◆ RECORDS FOR THE TASK ◆

* Start *

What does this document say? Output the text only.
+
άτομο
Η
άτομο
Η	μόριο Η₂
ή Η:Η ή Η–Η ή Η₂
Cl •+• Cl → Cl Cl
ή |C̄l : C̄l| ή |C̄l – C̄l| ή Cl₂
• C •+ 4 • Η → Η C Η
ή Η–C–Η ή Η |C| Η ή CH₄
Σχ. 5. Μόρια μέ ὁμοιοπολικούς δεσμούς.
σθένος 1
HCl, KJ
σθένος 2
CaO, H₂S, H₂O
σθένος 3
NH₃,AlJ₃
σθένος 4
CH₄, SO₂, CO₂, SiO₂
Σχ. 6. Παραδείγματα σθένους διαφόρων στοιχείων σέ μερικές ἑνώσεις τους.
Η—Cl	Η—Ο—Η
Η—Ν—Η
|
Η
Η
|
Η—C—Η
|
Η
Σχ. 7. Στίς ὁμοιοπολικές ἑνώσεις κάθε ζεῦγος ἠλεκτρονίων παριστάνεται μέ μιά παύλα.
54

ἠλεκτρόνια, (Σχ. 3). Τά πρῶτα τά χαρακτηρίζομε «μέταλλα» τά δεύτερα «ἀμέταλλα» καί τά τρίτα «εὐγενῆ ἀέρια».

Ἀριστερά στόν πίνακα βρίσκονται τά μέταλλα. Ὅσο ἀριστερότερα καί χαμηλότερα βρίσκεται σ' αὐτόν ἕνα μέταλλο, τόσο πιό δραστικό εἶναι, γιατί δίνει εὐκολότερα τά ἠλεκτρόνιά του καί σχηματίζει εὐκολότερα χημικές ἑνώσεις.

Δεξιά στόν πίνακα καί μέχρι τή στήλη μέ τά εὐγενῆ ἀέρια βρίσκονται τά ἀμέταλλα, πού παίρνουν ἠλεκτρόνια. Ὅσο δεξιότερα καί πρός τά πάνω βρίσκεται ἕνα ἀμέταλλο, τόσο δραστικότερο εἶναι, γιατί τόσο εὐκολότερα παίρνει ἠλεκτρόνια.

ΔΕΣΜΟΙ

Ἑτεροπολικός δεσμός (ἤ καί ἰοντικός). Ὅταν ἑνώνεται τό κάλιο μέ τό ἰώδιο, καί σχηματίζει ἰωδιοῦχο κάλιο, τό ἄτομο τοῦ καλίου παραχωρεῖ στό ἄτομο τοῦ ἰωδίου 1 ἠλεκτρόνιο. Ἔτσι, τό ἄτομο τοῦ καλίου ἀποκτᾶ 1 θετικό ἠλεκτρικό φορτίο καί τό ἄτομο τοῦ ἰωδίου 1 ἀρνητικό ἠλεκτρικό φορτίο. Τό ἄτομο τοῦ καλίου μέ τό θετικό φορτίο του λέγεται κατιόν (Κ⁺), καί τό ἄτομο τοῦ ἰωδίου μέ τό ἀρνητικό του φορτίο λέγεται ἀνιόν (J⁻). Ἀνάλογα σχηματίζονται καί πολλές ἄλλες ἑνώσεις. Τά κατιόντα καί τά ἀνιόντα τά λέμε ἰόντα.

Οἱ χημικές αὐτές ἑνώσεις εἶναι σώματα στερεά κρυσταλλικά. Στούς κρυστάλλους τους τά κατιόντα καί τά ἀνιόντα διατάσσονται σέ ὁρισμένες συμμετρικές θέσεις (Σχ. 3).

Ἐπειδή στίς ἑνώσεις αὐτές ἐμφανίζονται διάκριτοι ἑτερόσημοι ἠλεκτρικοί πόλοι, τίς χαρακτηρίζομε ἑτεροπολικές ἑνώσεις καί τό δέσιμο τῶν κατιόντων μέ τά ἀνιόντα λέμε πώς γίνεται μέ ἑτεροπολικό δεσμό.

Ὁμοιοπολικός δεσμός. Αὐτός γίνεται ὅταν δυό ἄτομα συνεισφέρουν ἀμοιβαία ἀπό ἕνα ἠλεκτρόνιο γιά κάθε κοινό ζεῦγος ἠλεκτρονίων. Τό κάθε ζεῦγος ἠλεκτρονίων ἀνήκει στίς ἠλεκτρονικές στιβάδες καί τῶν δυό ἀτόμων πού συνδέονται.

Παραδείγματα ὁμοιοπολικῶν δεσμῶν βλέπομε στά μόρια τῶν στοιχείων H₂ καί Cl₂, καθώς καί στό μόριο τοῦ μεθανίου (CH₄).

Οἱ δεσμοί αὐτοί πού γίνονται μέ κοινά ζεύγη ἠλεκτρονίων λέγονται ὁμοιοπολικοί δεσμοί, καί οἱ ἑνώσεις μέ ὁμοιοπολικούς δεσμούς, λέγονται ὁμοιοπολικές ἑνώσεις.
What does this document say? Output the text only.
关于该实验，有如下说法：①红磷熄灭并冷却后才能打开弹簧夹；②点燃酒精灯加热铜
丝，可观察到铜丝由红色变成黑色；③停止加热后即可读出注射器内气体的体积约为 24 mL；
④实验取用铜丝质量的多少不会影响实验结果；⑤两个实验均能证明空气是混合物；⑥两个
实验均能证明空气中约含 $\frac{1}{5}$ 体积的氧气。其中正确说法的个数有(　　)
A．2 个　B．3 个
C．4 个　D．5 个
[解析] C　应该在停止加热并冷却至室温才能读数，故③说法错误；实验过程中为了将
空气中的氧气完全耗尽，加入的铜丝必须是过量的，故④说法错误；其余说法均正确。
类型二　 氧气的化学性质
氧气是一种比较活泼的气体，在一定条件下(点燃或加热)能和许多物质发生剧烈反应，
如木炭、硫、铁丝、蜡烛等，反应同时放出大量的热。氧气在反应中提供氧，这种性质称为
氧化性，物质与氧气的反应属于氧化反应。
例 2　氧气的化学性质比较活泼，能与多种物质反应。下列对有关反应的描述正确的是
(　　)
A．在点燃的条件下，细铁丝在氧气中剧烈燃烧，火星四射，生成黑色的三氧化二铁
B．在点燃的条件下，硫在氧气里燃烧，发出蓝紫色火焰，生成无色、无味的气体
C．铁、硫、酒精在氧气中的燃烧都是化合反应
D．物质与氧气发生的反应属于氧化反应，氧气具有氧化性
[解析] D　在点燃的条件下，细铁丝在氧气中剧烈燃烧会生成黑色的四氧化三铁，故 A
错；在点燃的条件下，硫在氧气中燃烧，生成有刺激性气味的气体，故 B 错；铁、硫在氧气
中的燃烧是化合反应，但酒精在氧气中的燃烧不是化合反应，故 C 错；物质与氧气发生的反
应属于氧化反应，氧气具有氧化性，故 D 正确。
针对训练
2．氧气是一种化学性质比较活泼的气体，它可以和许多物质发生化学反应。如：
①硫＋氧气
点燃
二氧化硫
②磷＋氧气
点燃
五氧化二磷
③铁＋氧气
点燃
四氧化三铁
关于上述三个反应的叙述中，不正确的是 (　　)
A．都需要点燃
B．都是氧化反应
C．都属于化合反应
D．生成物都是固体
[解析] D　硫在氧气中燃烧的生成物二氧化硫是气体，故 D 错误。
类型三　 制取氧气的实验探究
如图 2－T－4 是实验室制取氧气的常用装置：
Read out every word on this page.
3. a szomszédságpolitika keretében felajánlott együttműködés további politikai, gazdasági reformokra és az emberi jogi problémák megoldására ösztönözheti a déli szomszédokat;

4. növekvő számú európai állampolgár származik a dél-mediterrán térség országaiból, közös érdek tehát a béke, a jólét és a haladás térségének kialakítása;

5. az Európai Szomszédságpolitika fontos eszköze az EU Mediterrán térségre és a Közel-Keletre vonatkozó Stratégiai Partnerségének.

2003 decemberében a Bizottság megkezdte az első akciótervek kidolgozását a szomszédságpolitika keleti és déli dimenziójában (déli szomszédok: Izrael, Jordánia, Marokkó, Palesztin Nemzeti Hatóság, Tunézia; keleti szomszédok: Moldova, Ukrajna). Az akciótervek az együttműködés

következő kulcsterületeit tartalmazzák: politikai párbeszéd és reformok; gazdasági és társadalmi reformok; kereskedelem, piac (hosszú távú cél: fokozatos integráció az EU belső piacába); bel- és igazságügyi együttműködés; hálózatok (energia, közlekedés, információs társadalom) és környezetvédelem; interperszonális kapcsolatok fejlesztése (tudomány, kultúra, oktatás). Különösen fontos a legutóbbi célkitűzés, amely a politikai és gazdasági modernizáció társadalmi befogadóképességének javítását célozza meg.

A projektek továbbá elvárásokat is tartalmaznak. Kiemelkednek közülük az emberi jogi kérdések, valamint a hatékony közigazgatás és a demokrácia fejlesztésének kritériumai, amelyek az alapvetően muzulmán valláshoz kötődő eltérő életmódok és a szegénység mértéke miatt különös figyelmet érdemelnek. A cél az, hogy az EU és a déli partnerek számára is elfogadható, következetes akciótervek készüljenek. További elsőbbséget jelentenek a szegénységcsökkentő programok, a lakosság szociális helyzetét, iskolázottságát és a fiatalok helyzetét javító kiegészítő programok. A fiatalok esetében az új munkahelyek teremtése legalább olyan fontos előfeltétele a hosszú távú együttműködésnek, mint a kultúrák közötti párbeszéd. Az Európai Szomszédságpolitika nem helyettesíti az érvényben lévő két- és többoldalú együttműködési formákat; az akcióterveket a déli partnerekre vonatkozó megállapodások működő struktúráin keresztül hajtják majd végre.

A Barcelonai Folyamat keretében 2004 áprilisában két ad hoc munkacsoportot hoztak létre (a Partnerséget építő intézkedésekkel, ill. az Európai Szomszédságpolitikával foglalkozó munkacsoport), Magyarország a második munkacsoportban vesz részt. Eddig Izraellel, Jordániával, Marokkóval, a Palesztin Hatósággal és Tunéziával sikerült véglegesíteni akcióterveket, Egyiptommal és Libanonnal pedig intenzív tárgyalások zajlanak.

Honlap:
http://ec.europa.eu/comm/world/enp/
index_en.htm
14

* End *

◆ WHAT YOU SHOULD DO ◆
Tally the lines in the entries above that hold the word "τόσο". Reply with nothing but that count.

◆ WRITTEN SOLUTION ◆
2